TASK TO COMPLETE.
Check each line of the records below for the word "لايعرف" and copy those where it appears.

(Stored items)
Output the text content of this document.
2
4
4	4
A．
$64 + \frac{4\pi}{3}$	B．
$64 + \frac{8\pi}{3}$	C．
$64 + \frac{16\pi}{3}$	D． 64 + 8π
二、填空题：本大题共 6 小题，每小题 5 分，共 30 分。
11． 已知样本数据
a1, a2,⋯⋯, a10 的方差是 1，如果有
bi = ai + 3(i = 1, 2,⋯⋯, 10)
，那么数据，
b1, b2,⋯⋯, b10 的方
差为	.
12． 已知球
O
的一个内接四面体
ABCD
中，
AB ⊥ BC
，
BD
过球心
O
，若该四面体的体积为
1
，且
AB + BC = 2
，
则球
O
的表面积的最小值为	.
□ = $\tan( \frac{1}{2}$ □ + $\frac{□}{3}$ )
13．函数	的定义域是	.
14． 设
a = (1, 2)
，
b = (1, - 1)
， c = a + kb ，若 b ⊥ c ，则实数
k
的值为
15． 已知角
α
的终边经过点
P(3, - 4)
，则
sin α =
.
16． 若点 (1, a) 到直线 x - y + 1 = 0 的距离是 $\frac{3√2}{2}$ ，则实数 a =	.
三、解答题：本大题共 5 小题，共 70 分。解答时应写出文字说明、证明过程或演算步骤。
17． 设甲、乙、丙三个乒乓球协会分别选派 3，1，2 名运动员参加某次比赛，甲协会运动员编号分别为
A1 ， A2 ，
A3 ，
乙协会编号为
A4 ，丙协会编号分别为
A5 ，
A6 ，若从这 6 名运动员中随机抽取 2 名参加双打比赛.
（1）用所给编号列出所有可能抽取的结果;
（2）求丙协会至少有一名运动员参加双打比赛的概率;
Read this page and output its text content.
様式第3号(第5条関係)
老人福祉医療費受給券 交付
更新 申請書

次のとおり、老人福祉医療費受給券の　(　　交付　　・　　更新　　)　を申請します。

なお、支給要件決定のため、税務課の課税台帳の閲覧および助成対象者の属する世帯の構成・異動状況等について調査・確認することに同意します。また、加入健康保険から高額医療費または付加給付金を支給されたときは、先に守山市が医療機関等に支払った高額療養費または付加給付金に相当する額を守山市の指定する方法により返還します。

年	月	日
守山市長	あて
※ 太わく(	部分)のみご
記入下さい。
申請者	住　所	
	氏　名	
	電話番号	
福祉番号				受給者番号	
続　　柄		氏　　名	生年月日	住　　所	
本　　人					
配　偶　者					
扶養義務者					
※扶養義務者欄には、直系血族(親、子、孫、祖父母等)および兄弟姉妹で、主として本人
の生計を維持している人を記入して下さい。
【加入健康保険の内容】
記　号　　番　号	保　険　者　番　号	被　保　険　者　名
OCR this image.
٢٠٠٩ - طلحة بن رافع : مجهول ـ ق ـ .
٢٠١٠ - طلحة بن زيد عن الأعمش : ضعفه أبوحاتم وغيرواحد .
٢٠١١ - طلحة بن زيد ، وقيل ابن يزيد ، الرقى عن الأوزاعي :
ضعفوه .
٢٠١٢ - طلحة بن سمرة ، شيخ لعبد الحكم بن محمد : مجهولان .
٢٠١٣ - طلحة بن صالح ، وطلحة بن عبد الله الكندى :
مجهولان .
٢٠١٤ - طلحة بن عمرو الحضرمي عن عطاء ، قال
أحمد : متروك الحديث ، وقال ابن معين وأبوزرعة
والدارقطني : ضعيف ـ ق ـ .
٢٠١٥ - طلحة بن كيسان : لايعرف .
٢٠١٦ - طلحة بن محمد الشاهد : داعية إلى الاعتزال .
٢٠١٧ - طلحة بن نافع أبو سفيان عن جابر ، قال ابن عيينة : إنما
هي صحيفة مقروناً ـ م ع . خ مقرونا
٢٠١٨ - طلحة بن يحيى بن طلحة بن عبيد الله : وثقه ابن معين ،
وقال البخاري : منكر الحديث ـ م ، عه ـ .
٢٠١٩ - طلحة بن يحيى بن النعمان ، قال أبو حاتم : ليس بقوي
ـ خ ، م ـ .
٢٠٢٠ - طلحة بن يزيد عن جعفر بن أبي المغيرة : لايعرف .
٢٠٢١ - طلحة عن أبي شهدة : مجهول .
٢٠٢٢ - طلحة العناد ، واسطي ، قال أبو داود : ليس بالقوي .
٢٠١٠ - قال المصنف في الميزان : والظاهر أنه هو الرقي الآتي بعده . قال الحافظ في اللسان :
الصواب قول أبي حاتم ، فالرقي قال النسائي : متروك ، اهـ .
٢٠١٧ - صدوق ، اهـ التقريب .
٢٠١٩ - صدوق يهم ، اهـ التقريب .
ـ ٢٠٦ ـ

FINISHED EXERCISE.
٢٠١٥ - طلحة بن كيسان : لايعرف .
٢٠٢٠ - طلحة بن يزيد عن جعفر بن أبي المغيرة : لايعرف .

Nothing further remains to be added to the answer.